PROBLEM: What lines of the data hold the string "旅行社业务经营许可证"? Pull each one out.
>> begin
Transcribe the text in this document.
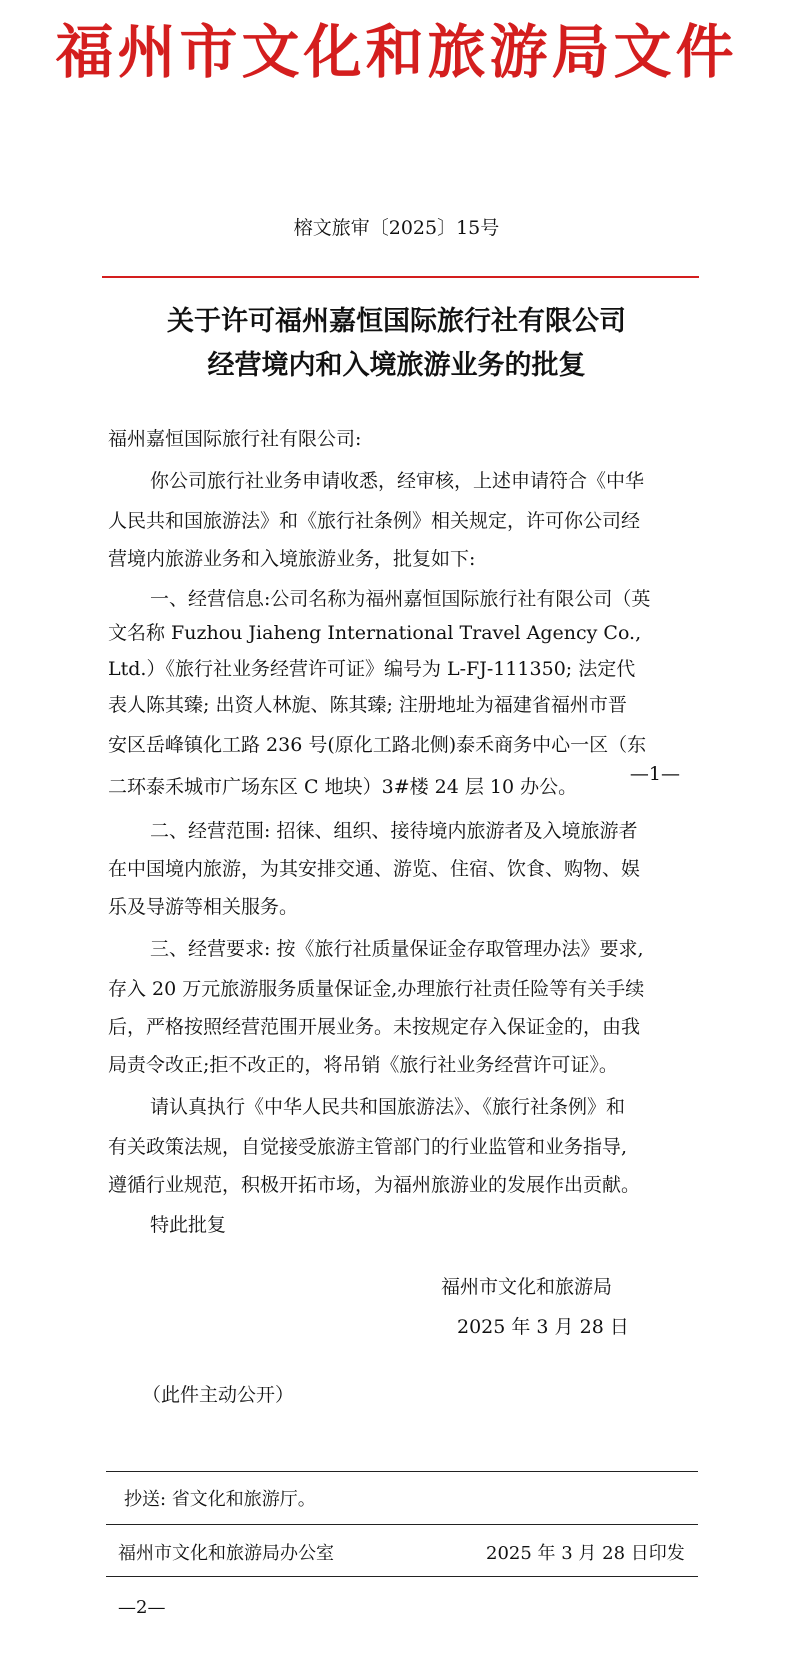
福州市文化和旅游局文件
榕文旅审〔2025〕15号
关于许可福州嘉恒国际旅行社有限公司
经营境内和入境旅游业务的批复
福州嘉恒国际旅行社有限公司:
你公司旅行社业务申请收悉，经审核，上述申请符合《中华
人民共和国旅游法》和《旅行社条例》相关规定，许可你公司经
营境内旅游业务和入境旅游业务，批复如下:
一、经营信息:公司名称为福州嘉恒国际旅行社有限公司（英
文名称 Fuzhou Jiaheng International Travel Agency Co.,
Ltd.）《旅行社业务经营许可证》编号为 L-FJ-111350; 法定代
表人陈其臻; 出资人林旎、陈其臻; 注册地址为福建省福州市晋
—1—
安区岳峰镇化工路 236 号(原化工路北侧)泰禾商务中心一区（东
二环泰禾城市广场东区 C 地块）3#楼 24 层 10 办公。
二、经营范围: 招徕、组织、接待境内旅游者及入境旅游者
在中国境内旅游，为其安排交通、游览、住宿、饮食、购物、娱
乐及导游等相关服务。
三、经营要求: 按《旅行社质量保证金存取管理办法》要求,
存入 20 万元旅游服务质量保证金,办理旅行社责任险等有关手续
后，严格按照经营范围开展业务。未按规定存入保证金的，由我
局责令改正;拒不改正的，将吊销《旅行社业务经营许可证》。
请认真执行《中华人民共和国旅游法》、《旅行社条例》和
有关政策法规，自觉接受旅游主管部门的行业监管和业务指导,
遵循行业规范，积极开拓市场，为福州旅游业的发展作出贡献。
特此批复
福州市文化和旅游局
2025 年 3 月 28 日
（此件主动公开）
抄送: 省文化和旅游厅。
福州市文化和旅游局办公室	2025 年 3 月 28 日印发
—2—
>> end
WRITTEN REPLY:
Ltd.）《旅行社业务经营许可证》编号为 L-FJ-111350; 法定代
局责令改正;拒不改正的，将吊销《旅行社业务经营许可证》。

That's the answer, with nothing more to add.